▶ [GIVEN ENTRIES]:

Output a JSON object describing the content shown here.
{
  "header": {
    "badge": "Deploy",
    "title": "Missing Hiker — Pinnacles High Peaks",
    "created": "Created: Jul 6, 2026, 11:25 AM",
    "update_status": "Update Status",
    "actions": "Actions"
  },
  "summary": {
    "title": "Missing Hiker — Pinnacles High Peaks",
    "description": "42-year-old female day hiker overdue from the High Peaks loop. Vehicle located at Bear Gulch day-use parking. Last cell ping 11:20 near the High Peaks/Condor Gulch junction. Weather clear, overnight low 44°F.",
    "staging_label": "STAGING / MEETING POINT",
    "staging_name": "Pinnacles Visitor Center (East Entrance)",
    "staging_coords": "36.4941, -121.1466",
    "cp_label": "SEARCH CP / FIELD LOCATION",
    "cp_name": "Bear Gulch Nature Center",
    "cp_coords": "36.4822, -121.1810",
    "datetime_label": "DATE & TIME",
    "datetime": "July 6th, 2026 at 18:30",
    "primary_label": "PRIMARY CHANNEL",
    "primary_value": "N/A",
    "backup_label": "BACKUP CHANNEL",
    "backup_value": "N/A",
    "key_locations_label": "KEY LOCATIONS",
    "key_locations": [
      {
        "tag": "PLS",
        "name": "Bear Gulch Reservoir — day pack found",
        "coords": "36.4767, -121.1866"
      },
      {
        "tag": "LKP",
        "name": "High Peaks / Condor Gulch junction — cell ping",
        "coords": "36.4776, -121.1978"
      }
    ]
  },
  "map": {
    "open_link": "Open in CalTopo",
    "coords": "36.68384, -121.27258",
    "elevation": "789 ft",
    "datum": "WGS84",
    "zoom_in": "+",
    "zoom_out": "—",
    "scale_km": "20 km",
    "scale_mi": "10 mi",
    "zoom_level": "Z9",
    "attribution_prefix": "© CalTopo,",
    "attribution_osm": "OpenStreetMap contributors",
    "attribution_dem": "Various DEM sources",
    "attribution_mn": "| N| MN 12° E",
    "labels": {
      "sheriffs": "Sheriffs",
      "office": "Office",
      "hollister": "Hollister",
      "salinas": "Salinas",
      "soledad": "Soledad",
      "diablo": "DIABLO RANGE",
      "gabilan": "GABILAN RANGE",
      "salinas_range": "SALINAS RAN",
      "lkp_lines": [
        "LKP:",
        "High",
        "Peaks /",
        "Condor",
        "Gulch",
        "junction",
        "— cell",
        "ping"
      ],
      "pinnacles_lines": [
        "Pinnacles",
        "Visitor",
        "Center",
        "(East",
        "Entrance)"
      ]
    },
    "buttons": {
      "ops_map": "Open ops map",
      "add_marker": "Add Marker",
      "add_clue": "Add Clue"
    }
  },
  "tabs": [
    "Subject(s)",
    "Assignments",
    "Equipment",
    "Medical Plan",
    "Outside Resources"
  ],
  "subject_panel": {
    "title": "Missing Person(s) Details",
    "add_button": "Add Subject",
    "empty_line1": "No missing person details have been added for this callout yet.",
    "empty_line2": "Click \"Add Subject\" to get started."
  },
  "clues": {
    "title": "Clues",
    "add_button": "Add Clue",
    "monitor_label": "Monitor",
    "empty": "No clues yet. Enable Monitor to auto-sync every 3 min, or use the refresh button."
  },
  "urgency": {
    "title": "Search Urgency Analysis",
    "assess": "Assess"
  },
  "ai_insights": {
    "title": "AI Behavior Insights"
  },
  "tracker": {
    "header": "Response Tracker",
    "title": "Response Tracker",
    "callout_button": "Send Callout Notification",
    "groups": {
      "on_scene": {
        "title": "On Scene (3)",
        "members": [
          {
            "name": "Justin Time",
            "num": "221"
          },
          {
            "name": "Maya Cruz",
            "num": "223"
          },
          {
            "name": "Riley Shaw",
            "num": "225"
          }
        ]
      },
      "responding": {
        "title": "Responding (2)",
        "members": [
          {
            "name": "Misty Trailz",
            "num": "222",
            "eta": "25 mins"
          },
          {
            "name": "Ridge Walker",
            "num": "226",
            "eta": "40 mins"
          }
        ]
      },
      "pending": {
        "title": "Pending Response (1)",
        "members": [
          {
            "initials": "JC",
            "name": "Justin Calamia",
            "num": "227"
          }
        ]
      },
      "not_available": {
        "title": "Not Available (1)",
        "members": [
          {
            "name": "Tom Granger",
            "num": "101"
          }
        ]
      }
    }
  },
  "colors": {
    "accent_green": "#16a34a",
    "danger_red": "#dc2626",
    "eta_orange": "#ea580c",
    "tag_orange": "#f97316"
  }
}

▶ [WRITTEN EXERCISE]:
Select every line above that contains the word "Entrance", and copy it.

▶ [EXERCISE OUTPUT]:
    "staging_name": "Pinnacles Visitor Center (East Entrance)",
        "Entrance)"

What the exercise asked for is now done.